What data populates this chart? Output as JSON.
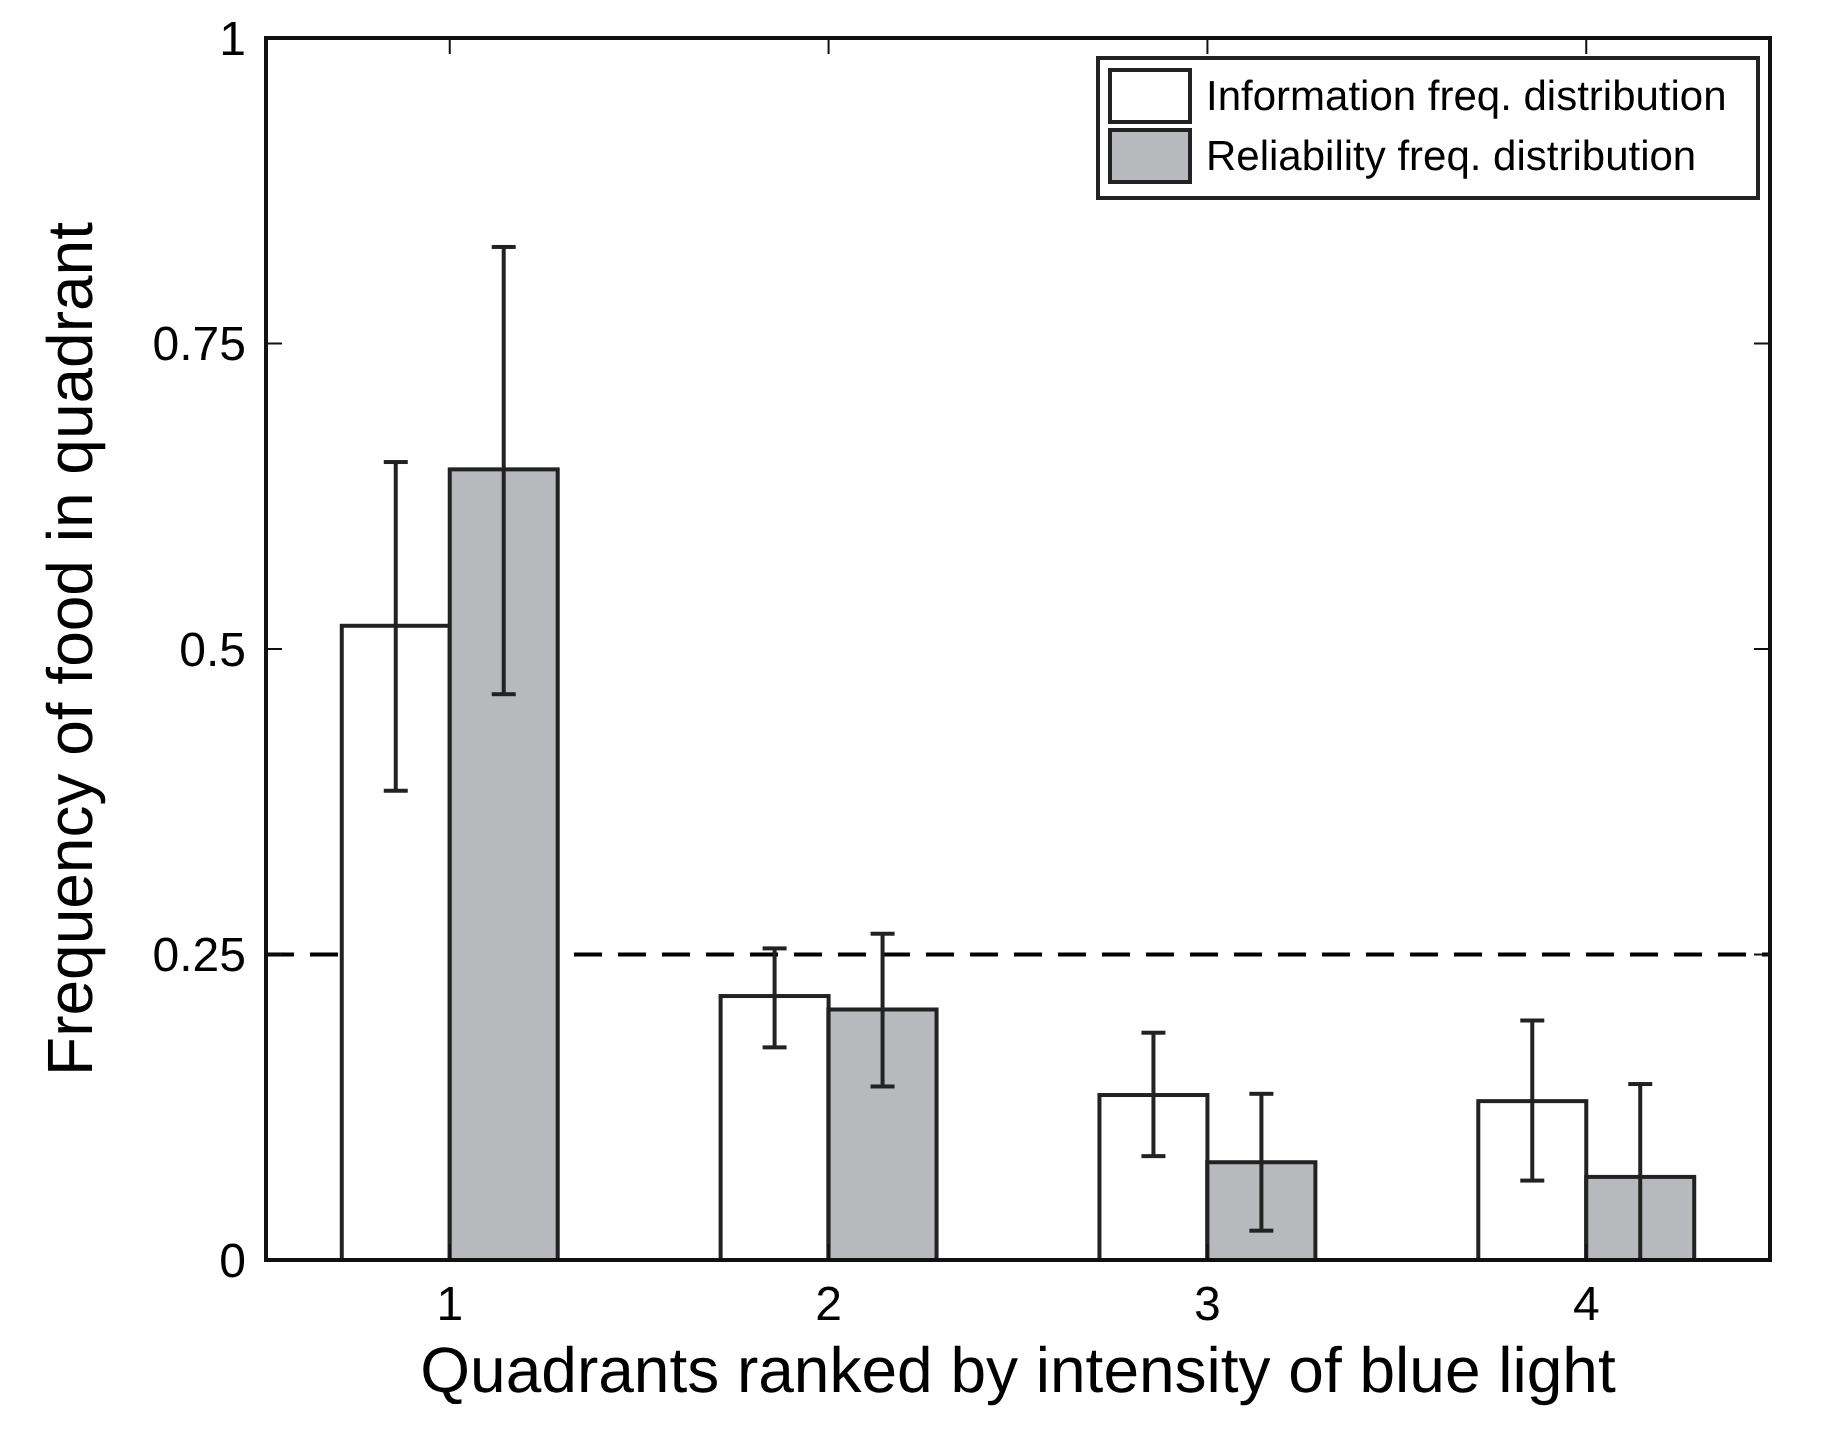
{
  "chart_data": {
    "type": "bar",
    "xlabel": "Quadrants ranked by intensity of blue light",
    "ylabel": "Frequency of food in quadrant",
    "categories": [
      "1",
      "2",
      "3",
      "4"
    ],
    "series": [
      {
        "name": "Information freq. distribution",
        "color": "#ffffff",
        "values": [
          0.519,
          0.216,
          0.135,
          0.13
        ],
        "errors": [
          [
            0.384,
            0.653
          ],
          [
            0.174,
            0.255
          ],
          [
            0.085,
            0.186
          ],
          [
            0.065,
            0.196
          ]
        ]
      },
      {
        "name": "Reliability freq. distribution",
        "color": "#b8b9bc",
        "values": [
          0.647,
          0.205,
          0.08,
          0.068
        ],
        "errors": [
          [
            0.463,
            0.829
          ],
          [
            0.142,
            0.267
          ],
          [
            0.024,
            0.136
          ],
          [
            0,
            0.144
          ]
        ]
      }
    ],
    "ylim": [
      0,
      1
    ],
    "yticks": [
      0,
      {
        "value": 0.25,
        "label": "0.25"
      },
      {
        "value": 0.5,
        "label": "0.5"
      },
      {
        "value": 0.75,
        "label": "0.75"
      },
      1
    ],
    "ref_lines": [
      {
        "axis": "y",
        "value": 0.25,
        "line_style": "dashed",
        "color": "#000000"
      }
    ],
    "legend": "top right",
    "grid": false
  }
}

Aim:
Using the material above, set down every line exactly, but skip the pictures.

Response to the exercise:
What data populates this chart? Output as JSON.
{
  "chart_data": {
    "type": "bar",
    "xlabel": "Quadrants ranked by intensity of blue light",
    "ylabel": "Frequency of food in quadrant",
    "categories": [
      "1",
      "2",
      "3",
      "4"
    ],
    "series": [
      {
        "name": "Information freq. distribution",
        "color": "#ffffff",
        "values": [
          0.519,
          0.216,
          0.135,
          0.13
        ],
        "errors": [
          [
            0.384,
            0.653
          ],
          [
            0.174,
            0.255
          ],
          [
            0.085,
            0.186
          ],
          [
            0.065,
            0.196
          ]
        ]
      },
      {
        "name": "Reliability freq. distribution",
        "color": "#b8b9bc",
        "values": [
          0.647,
          0.205,
          0.08,
          0.068
        ],
        "errors": [
          [
            0.463,
            0.829
          ],
          [
            0.142,
            0.267
          ],
          [
            0.024,
            0.136
          ],
          [
            0,
            0.144
          ]
        ]
      }
    ],
    "ylim": [
      0,
      1
    ],
    "yticks": [
      0,
      {
        "value": 0.25,
        "label": "0.25"
      },
      {
        "value": 0.5,
        "label": "0.5"
      },
      {
        "value": 0.75,
        "label": "0.75"
      },
      1
    ],
    "ref_lines": [
      {
        "axis": "y",
        "value": 0.25,
        "line_style": "dashed",
        "color": "#000000"
      }
    ],
    "legend": "top right",
    "grid": false
  }
}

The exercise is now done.